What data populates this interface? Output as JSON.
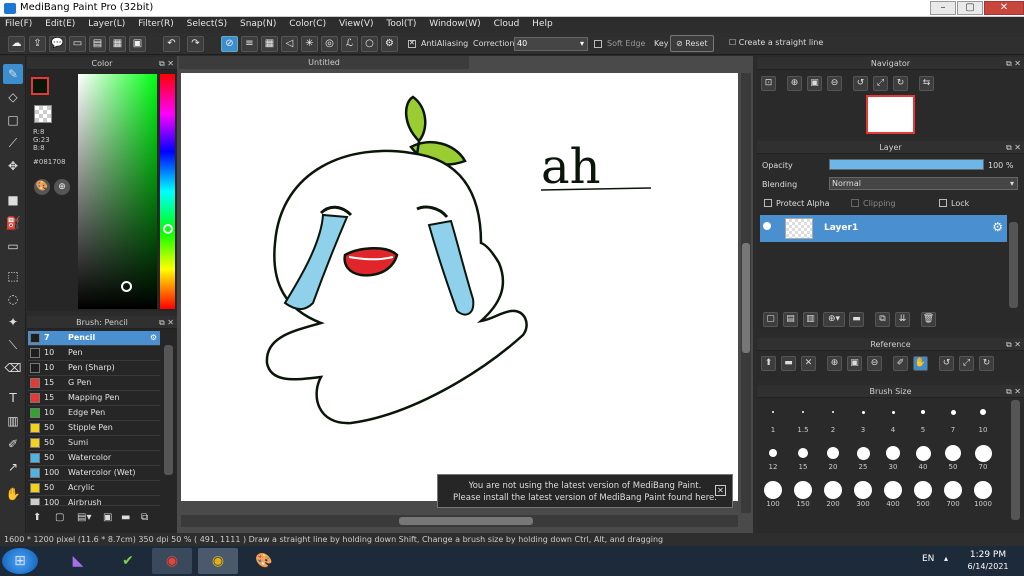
{
  "window": {
    "title": "MediBang Paint Pro (32bit)",
    "minimize": "–",
    "maximize": "▢",
    "close": "✕"
  },
  "menu": [
    "File(F)",
    "Edit(E)",
    "Layer(L)",
    "Filter(R)",
    "Select(S)",
    "Snap(N)",
    "Color(C)",
    "View(V)",
    "Tool(T)",
    "Window(W)",
    "Cloud",
    "Help"
  ],
  "toolbar": {
    "antialiasing_label": "AntiAliasing",
    "correction_label": "Correction",
    "correction_value": "40",
    "softedge_label": "Soft Edge",
    "key_label": "Key",
    "reset_label": "Reset",
    "straight_line_label": "Create a straight line"
  },
  "color_panel": {
    "title": "Color",
    "r": "R:8",
    "g": "G:23",
    "b": "B:8",
    "hex": "#081708"
  },
  "brush_panel": {
    "title": "Brush: Pencil",
    "items": [
      {
        "size": "7",
        "name": "Pencil",
        "color": "#1e1e1e"
      },
      {
        "size": "10",
        "name": "Pen",
        "color": "#1e1e1e"
      },
      {
        "size": "10",
        "name": "Pen (Sharp)",
        "color": "#1e1e1e"
      },
      {
        "size": "15",
        "name": "G Pen",
        "color": "#e53935"
      },
      {
        "size": "15",
        "name": "Mapping Pen",
        "color": "#e53935"
      },
      {
        "size": "10",
        "name": "Edge Pen",
        "color": "#2ea62e"
      },
      {
        "size": "50",
        "name": "Stipple Pen",
        "color": "#f2d21b"
      },
      {
        "size": "50",
        "name": "Sumi",
        "color": "#f2d21b"
      },
      {
        "size": "50",
        "name": "Watercolor",
        "color": "#4fb3e6"
      },
      {
        "size": "100",
        "name": "Watercolor (Wet)",
        "color": "#4fb3e6"
      },
      {
        "size": "50",
        "name": "Acrylic",
        "color": "#f2d21b"
      },
      {
        "size": "100",
        "name": "Airbrush",
        "color": "#cccccc"
      }
    ]
  },
  "document": {
    "tab": "Untitled",
    "text": "ah"
  },
  "notification": {
    "line1": "You are not using the latest version of MediBang Paint.",
    "line2": "Please install the latest version of MediBang Paint found here."
  },
  "navigator": {
    "title": "Navigator"
  },
  "layer_panel": {
    "title": "Layer",
    "opacity_label": "Opacity",
    "opacity_value": "100 %",
    "opacity_fraction": 1.0,
    "blending_label": "Blending",
    "blending_value": "Normal",
    "protect_alpha": "Protect Alpha",
    "clipping": "Clipping",
    "lock": "Lock",
    "layer_name": "Layer1"
  },
  "reference": {
    "title": "Reference"
  },
  "brush_size": {
    "title": "Brush Size",
    "sizes": [
      "1",
      "1.5",
      "2",
      "3",
      "4",
      "5",
      "7",
      "10",
      "12",
      "15",
      "20",
      "25",
      "30",
      "40",
      "50",
      "70",
      "100",
      "150",
      "200",
      "300",
      "400",
      "500",
      "700",
      "1000"
    ]
  },
  "statusbar": "1600 * 1200 pixel   (11.6 * 8.7cm)  350 dpi   50 %   ( 491, 1111 )   Draw a straight line by holding down Shift, Change a brush size by holding down Ctrl, Alt, and dragging",
  "taskbar": {
    "lang": "EN",
    "time": "1:29 PM",
    "date": "6/14/2021"
  },
  "colors": {
    "accent": "#3c8ecf",
    "primary_color": "#081708"
  }
}
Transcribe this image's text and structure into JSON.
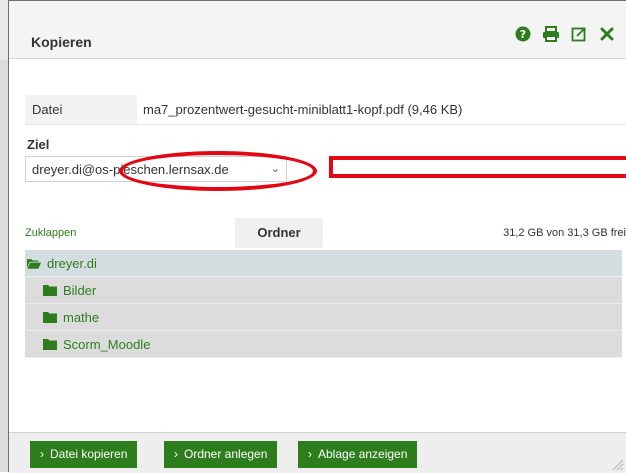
{
  "dialog": {
    "title": "Kopieren",
    "icons": [
      "help-icon",
      "print-icon",
      "external-link-icon",
      "close-icon"
    ]
  },
  "file": {
    "label": "Datei",
    "value": "ma7_prozentwert-gesucht-miniblatt1-kopf.pdf (9,46 KB)"
  },
  "target": {
    "label": "Ziel",
    "selected": "dreyer.di@os-pieschen.lernsax.de"
  },
  "tree": {
    "collapse_label": "Zuklappen",
    "tab_label": "Ordner",
    "space_info": "31,2 GB von 31,3 GB frei",
    "root": "dreyer.di",
    "folders": [
      "Bilder",
      "mathe",
      "Scorm_Moodle"
    ]
  },
  "footer": {
    "buttons": [
      "Datei kopieren",
      "Ordner anlegen",
      "Ablage anzeigen"
    ]
  },
  "colors": {
    "accent": "#2e7d1c",
    "annotation": "#e30613"
  }
}
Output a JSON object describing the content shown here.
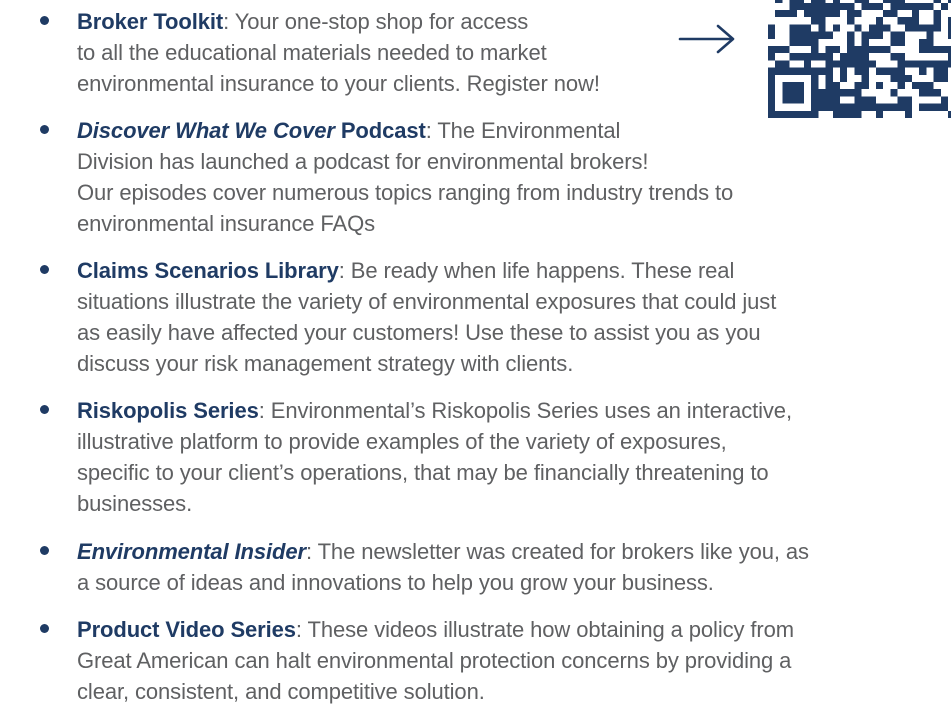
{
  "items": [
    {
      "title": "Broker Toolkit",
      "title_italic": false,
      "suffix": "",
      "lines": [
        ": Your one-stop shop for access",
        "to all the educational materials needed to market",
        "environmental insurance to your clients. Register now!"
      ]
    },
    {
      "title": "Discover What We Cover",
      "title_italic": true,
      "suffix": " Podcast",
      "lines": [
        ": The Environmental",
        "Division has launched a podcast for environmental brokers!",
        "Our episodes cover numerous topics ranging from industry trends to",
        "environmental insurance FAQs"
      ]
    },
    {
      "title": "Claims Scenarios Library",
      "title_italic": false,
      "suffix": "",
      "lines": [
        ": Be ready when life happens. These real",
        "situations illustrate the variety of environmental exposures that could just",
        "as easily have affected your customers! Use these to assist you as you",
        "discuss your risk management strategy with clients."
      ]
    },
    {
      "title": "Riskopolis Series",
      "title_italic": false,
      "suffix": "",
      "lines": [
        ": Environmental’s Riskopolis Series uses an interactive,",
        "illustrative platform to provide examples of the variety of exposures,",
        "specific to your client’s operations, that may be financially threatening to",
        "businesses."
      ]
    },
    {
      "title": "Environmental Insider",
      "title_italic": true,
      "suffix": "",
      "lines": [
        ": The newsletter was created for brokers like you, as",
        "a source of ideas and innovations to help you grow your business."
      ]
    },
    {
      "title": "Product Video Series",
      "title_italic": false,
      "suffix": "",
      "lines": [
        ": These videos illustrate how obtaining a policy from",
        "Great American can halt environmental protection concerns by providing a",
        "clear, consistent, and competitive solution."
      ]
    }
  ],
  "colors": {
    "accent": "#1f3b64",
    "body_text": "#5f6062",
    "background": "#ffffff"
  },
  "icons": {
    "arrow": "arrow-right-icon",
    "qr": "qr-code-icon"
  }
}
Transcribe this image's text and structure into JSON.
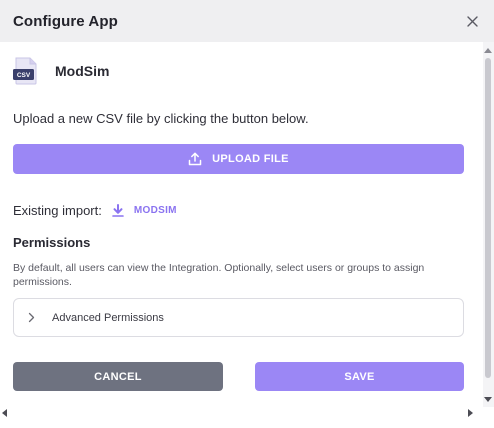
★ ★ ★
** EXERCISE TASK **
Output the data above without changes, apart from leaving out the pictures.

** REPLY **
What data populates this interface? Output as JSON.
{
  "window": {
    "title": "MediBang Paint Pro (32bit)",
    "minimize": "–",
    "maximize": "▢",
    "close": "✕"
  },
  "menu": [
    "File(F)",
    "Edit(E)",
    "Layer(L)",
    "Filter(R)",
    "Select(S)",
    "Snap(N)",
    "Color(C)",
    "View(V)",
    "Tool(T)",
    "Window(W)",
    "Cloud",
    "Help"
  ],
  "toolbar": {
    "antialiasing_label": "AntiAliasing",
    "correction_label": "Correction",
    "correction_value": "40",
    "softedge_label": "Soft Edge",
    "key_label": "Key",
    "reset_label": "Reset",
    "straight_line_label": "Create a straight line"
  },
  "color_panel": {
    "title": "Color",
    "r": "R:8",
    "g": "G:23",
    "b": "B:8",
    "hex": "#081708"
  },
  "brush_panel": {
    "title": "Brush: Pencil",
    "items": [
      {
        "size": "7",
        "name": "Pencil",
        "color": "#1e1e1e"
      },
      {
        "size": "10",
        "name": "Pen",
        "color": "#1e1e1e"
      },
      {
        "size": "10",
        "name": "Pen (Sharp)",
        "color": "#1e1e1e"
      },
      {
        "size": "15",
        "name": "G Pen",
        "color": "#e53935"
      },
      {
        "size": "15",
        "name": "Mapping Pen",
        "color": "#e53935"
      },
      {
        "size": "10",
        "name": "Edge Pen",
        "color": "#2ea62e"
      },
      {
        "size": "50",
        "name": "Stipple Pen",
        "color": "#f2d21b"
      },
      {
        "size": "50",
        "name": "Sumi",
        "color": "#f2d21b"
      },
      {
        "size": "50",
        "name": "Watercolor",
        "color": "#4fb3e6"
      },
      {
        "size": "100",
        "name": "Watercolor (Wet)",
        "color": "#4fb3e6"
      },
      {
        "size": "50",
        "name": "Acrylic",
        "color": "#f2d21b"
      },
      {
        "size": "100",
        "name": "Airbrush",
        "color": "#cccccc"
      }
    ]
  },
  "document": {
    "tab": "Untitled",
    "text": "ah"
  },
  "notification": {
    "line1": "You are not using the latest version of MediBang Paint.",
    "line2": "Please install the latest version of MediBang Paint found here."
  },
  "navigator": {
    "title": "Navigator"
  },
  "layer_panel": {
    "title": "Layer",
    "opacity_label": "Opacity",
    "opacity_value": "100 %",
    "opacity_fraction": 1.0,
    "blending_label": "Blending",
    "blending_value": "Normal",
    "protect_alpha": "Protect Alpha",
    "clipping": "Clipping",
    "lock": "Lock",
    "layer_name": "Layer1"
  },
  "reference": {
    "title": "Reference"
  },
  "brush_size": {
    "title": "Brush Size",
    "sizes": [
      "1",
      "1.5",
      "2",
      "3",
      "4",
      "5",
      "7",
      "10",
      "12",
      "15",
      "20",
      "25",
      "30",
      "40",
      "50",
      "70",
      "100",
      "150",
      "200",
      "300",
      "400",
      "500",
      "700",
      "1000"
    ]
  },
  "statusbar": "1600 * 1200 pixel   (11.6 * 8.7cm)  350 dpi   50 %   ( 491, 1111 )   Draw a straight line by holding down Shift, Change a brush size by holding down Ctrl, Alt, and dragging",
  "taskbar": {
    "lang": "EN",
    "time": "1:29 PM",
    "date": "6/14/2021"
  },
  "colors": {
    "accent": "#3c8ecf",
    "primary_color": "#081708"
  }
}
Transcribe this image's text and structure into JSON.
{
  "dialog": {
    "title": "Kopieren",
    "icons": [
      "help-icon",
      "print-icon",
      "external-link-icon",
      "close-icon"
    ]
  },
  "file": {
    "label": "Datei",
    "value": "ma7_prozentwert-gesucht-miniblatt1-kopf.pdf (9,46 KB)"
  },
  "target": {
    "label": "Ziel",
    "selected": "dreyer.di@os-pieschen.lernsax.de"
  },
  "tree": {
    "collapse_label": "Zuklappen",
    "tab_label": "Ordner",
    "space_info": "31,2 GB von 31,3 GB frei",
    "root": "dreyer.di",
    "folders": [
      "Bilder",
      "mathe",
      "Scorm_Moodle"
    ]
  },
  "footer": {
    "buttons": [
      "Datei kopieren",
      "Ordner anlegen",
      "Ablage anzeigen"
    ]
  },
  "colors": {
    "accent": "#2e7d1c",
    "annotation": "#e30613"
  }
}
Output a JSON object describing the content shown here.
{
  "items": [
    {
      "title": "Broker Toolkit",
      "title_italic": false,
      "suffix": "",
      "lines": [
        ": Your one-stop shop for access",
        "to all the educational materials needed to market",
        "environmental insurance to your clients. Register now!"
      ]
    },
    {
      "title": "Discover What We Cover",
      "title_italic": true,
      "suffix": " Podcast",
      "lines": [
        ": The Environmental",
        "Division has launched a podcast for environmental brokers!",
        "Our episodes cover numerous topics ranging from industry trends to",
        "environmental insurance FAQs"
      ]
    },
    {
      "title": "Claims Scenarios Library",
      "title_italic": false,
      "suffix": "",
      "lines": [
        ": Be ready when life happens. These real",
        "situations illustrate the variety of environmental exposures that could just",
        "as easily have affected your customers! Use these to assist you as you",
        "discuss your risk management strategy with clients."
      ]
    },
    {
      "title": "Riskopolis Series",
      "title_italic": false,
      "suffix": "",
      "lines": [
        ": Environmental’s Riskopolis Series uses an interactive,",
        "illustrative platform to provide examples of the variety of exposures,",
        "specific to your client’s operations, that may be financially threatening to",
        "businesses."
      ]
    },
    {
      "title": "Environmental Insider",
      "title_italic": true,
      "suffix": "",
      "lines": [
        ": The newsletter was created for brokers like you, as",
        "a source of ideas and innovations to help you grow your business."
      ]
    },
    {
      "title": "Product Video Series",
      "title_italic": false,
      "suffix": "",
      "lines": [
        ": These videos illustrate how obtaining a policy from",
        "Great American can halt environmental protection concerns by providing a",
        "clear, consistent, and competitive solution."
      ]
    }
  ],
  "colors": {
    "accent": "#1f3b64",
    "body_text": "#5f6062",
    "background": "#ffffff"
  },
  "icons": {
    "arrow": "arrow-right-icon",
    "qr": "qr-code-icon"
  }
}
Transcribe this image's text and structure into JSON.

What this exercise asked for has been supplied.